Using the listing below, extract each line that has the word "woman" in it.
**** Dataset extract ****
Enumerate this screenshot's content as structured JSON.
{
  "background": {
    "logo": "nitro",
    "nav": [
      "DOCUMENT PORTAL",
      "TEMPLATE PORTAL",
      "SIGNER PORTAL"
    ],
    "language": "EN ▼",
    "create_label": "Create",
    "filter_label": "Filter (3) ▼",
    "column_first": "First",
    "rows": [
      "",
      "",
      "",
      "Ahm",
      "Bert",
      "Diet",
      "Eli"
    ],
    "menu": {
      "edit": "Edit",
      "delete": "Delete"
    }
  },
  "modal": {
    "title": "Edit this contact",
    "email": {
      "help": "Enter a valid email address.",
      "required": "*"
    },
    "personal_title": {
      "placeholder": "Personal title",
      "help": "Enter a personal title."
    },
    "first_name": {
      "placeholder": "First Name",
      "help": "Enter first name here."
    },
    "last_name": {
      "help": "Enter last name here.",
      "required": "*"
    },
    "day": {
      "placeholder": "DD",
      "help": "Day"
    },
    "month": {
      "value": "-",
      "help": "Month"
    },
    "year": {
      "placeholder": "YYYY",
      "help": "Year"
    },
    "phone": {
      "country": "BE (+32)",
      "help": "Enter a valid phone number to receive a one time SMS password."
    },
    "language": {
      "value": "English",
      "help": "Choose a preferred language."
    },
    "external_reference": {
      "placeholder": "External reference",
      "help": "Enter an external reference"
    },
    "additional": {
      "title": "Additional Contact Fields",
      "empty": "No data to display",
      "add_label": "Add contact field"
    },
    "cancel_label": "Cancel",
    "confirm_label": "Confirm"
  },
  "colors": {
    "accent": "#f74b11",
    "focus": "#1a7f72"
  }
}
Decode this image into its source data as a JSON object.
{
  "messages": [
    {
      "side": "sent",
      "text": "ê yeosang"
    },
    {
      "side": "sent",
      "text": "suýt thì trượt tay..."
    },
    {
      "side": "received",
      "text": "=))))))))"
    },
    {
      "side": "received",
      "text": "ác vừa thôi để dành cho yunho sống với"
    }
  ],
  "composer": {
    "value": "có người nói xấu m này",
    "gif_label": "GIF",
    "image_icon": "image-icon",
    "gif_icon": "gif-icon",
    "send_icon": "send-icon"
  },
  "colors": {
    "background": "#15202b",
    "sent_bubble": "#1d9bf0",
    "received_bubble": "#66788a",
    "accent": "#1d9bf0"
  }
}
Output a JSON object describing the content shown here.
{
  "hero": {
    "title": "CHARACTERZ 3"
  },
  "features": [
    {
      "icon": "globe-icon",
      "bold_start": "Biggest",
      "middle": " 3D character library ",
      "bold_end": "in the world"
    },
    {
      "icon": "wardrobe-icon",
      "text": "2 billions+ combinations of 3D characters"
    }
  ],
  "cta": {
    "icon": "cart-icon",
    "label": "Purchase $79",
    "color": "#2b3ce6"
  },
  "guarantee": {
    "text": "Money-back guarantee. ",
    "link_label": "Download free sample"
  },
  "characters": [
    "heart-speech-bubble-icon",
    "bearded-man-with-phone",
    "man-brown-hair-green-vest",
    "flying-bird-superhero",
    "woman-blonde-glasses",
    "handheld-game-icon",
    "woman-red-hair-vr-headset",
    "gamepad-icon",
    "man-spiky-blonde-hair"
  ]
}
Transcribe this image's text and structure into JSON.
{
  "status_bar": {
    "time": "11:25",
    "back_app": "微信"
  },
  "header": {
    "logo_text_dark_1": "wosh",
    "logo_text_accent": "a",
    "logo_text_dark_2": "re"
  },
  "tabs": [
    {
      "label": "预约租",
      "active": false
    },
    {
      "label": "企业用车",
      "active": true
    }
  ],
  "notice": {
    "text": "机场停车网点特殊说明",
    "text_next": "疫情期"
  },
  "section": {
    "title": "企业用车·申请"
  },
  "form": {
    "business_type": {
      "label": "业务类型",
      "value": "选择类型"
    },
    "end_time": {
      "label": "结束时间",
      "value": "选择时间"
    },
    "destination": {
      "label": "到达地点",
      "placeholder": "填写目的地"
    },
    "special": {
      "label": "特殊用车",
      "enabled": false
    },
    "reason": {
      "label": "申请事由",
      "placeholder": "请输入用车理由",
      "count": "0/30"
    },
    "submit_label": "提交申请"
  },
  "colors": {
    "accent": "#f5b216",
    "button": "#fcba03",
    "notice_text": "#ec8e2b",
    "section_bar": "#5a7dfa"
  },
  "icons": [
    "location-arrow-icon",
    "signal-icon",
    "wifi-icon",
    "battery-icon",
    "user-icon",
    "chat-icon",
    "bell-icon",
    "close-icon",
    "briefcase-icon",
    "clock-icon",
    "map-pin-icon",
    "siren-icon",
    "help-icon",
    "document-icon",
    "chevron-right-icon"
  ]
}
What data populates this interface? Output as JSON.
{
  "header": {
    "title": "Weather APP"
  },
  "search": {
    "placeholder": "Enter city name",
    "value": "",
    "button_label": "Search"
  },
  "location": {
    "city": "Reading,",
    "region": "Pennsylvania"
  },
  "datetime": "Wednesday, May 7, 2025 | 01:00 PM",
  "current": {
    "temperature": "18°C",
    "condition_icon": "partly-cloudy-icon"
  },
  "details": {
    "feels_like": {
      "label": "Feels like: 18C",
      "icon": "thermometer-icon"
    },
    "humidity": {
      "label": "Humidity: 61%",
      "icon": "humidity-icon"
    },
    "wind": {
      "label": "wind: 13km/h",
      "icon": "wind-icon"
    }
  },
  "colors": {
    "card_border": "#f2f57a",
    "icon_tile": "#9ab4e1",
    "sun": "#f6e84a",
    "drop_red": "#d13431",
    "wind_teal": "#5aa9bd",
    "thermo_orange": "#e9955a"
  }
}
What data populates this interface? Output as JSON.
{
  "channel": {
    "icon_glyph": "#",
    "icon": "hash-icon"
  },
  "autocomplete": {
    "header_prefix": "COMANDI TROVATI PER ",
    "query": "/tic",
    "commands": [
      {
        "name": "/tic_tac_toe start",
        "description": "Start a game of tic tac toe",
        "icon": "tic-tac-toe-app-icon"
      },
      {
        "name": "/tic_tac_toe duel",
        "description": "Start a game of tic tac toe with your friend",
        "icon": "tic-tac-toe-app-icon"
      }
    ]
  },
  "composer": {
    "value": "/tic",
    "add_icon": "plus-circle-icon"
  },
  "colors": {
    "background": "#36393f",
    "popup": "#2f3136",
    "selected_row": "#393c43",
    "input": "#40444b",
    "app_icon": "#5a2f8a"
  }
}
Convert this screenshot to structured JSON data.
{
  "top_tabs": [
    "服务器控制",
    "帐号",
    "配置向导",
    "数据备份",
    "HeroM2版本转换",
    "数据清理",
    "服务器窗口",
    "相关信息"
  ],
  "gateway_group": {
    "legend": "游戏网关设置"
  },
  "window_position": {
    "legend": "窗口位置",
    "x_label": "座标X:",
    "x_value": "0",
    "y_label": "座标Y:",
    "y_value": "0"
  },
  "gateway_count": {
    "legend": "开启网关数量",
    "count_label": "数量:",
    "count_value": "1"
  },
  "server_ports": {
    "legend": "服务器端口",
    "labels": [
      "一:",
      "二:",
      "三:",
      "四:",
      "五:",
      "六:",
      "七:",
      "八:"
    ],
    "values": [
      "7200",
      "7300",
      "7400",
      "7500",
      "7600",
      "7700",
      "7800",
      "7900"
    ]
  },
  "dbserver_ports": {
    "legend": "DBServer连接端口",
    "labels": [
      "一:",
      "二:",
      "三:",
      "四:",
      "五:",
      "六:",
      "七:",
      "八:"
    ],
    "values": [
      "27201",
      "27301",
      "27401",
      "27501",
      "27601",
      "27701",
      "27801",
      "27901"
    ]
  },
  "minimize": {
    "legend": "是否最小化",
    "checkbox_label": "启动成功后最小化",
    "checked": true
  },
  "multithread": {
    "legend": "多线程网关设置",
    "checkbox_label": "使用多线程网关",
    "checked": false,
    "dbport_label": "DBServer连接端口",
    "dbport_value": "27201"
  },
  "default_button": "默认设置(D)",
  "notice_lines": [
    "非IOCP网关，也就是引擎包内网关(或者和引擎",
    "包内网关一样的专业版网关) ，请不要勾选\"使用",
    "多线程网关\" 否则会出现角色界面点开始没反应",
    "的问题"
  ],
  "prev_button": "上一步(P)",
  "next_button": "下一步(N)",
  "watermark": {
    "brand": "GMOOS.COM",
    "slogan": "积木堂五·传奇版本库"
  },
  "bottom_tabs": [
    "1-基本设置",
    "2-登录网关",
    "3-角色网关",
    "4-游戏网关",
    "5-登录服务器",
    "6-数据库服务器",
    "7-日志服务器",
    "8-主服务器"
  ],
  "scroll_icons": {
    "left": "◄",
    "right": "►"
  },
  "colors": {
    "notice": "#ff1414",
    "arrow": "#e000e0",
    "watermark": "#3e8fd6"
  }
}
****
_The response_
    "woman-blonde-glasses",
    "woman-red-hair-vr-headset",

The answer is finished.